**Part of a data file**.

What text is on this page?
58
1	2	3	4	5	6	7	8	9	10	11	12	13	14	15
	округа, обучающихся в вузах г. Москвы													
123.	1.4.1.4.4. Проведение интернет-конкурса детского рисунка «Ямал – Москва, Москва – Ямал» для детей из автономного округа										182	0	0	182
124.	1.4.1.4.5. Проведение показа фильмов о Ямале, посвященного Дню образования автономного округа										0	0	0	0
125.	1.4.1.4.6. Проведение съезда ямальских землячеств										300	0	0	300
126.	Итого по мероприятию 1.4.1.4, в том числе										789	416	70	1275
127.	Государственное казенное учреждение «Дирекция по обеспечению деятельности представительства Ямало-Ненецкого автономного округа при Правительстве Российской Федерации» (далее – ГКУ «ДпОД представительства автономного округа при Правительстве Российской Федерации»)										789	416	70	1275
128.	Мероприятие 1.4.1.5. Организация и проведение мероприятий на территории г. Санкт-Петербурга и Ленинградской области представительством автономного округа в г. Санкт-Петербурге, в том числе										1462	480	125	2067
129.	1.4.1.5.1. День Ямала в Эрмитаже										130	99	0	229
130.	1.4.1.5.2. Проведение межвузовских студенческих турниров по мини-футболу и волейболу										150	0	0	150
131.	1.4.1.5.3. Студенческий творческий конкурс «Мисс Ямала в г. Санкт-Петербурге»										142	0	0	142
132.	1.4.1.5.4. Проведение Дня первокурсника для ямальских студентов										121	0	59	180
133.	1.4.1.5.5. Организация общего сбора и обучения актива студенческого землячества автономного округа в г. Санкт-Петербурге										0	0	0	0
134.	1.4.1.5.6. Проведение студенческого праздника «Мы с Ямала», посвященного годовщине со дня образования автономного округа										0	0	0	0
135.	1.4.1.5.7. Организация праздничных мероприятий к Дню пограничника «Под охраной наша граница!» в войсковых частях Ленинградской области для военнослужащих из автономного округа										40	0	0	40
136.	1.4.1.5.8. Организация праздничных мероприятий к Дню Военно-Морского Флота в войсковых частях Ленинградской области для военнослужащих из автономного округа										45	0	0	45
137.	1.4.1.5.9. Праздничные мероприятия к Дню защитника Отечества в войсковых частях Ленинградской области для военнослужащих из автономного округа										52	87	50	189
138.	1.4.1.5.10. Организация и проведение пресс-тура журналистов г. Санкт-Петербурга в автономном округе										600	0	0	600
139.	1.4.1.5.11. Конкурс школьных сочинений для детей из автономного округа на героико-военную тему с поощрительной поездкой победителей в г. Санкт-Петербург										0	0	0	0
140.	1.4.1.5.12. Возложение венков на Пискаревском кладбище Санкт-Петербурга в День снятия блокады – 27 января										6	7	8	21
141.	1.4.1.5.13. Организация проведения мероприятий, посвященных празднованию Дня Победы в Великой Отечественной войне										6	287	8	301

**Stated goal**. Reproduce the listing above verbatim, from first line to last.

**Solution to this exercise**.
What text is on this page?
58
1	2	3	4	5	6	7	8	9	10	11	12	13	14	15
	округа, обучающихся в вузах г. Москвы													
123.	1.4.1.4.4. Проведение интернет-конкурса детского рисунка «Ямал – Москва, Москва – Ямал» для детей из автономного округа										182	0	0	182
124.	1.4.1.4.5. Проведение показа фильмов о Ямале, посвященного Дню образования автономного округа										0	0	0	0
125.	1.4.1.4.6. Проведение съезда ямальских землячеств										300	0	0	300
126.	Итого по мероприятию 1.4.1.4, в том числе										789	416	70	1275
127.	Государственное казенное учреждение «Дирекция по обеспечению деятельности представительства Ямало-Ненецкого автономного округа при Правительстве Российской Федерации» (далее – ГКУ «ДпОД представительства автономного округа при Правительстве Российской Федерации»)										789	416	70	1275
128.	Мероприятие 1.4.1.5. Организация и проведение мероприятий на территории г. Санкт-Петербурга и Ленинградской области представительством автономного округа в г. Санкт-Петербурге, в том числе										1462	480	125	2067
129.	1.4.1.5.1. День Ямала в Эрмитаже										130	99	0	229
130.	1.4.1.5.2. Проведение межвузовских студенческих турниров по мини-футболу и волейболу										150	0	0	150
131.	1.4.1.5.3. Студенческий творческий конкурс «Мисс Ямала в г. Санкт-Петербурге»										142	0	0	142
132.	1.4.1.5.4. Проведение Дня первокурсника для ямальских студентов										121	0	59	180
133.	1.4.1.5.5. Организация общего сбора и обучения актива студенческого землячества автономного округа в г. Санкт-Петербурге										0	0	0	0
134.	1.4.1.5.6. Проведение студенческого праздника «Мы с Ямала», посвященного годовщине со дня образования автономного округа										0	0	0	0
135.	1.4.1.5.7. Организация праздничных мероприятий к Дню пограничника «Под охраной наша граница!» в войсковых частях Ленинградской области для военнослужащих из автономного округа										40	0	0	40
136.	1.4.1.5.8. Организация праздничных мероприятий к Дню Военно-Морского Флота в войсковых частях Ленинградской области для военнослужащих из автономного округа										45	0	0	45
137.	1.4.1.5.9. Праздничные мероприятия к Дню защитника Отечества в войсковых частях Ленинградской области для военнослужащих из автономного округа										52	87	50	189
138.	1.4.1.5.10. Организация и проведение пресс-тура журналистов г. Санкт-Петербурга в автономном округе										600	0	0	600
139.	1.4.1.5.11. Конкурс школьных сочинений для детей из автономного округа на героико-военную тему с поощрительной поездкой победителей в г. Санкт-Петербург										0	0	0	0
140.	1.4.1.5.12. Возложение венков на Пискаревском кладбище Санкт-Петербурга в День снятия блокады – 27 января										6	7	8	21
141.	1.4.1.5.13. Организация проведения мероприятий, посвященных празднованию Дня Победы в Великой Отечественной войне										6	287	8	301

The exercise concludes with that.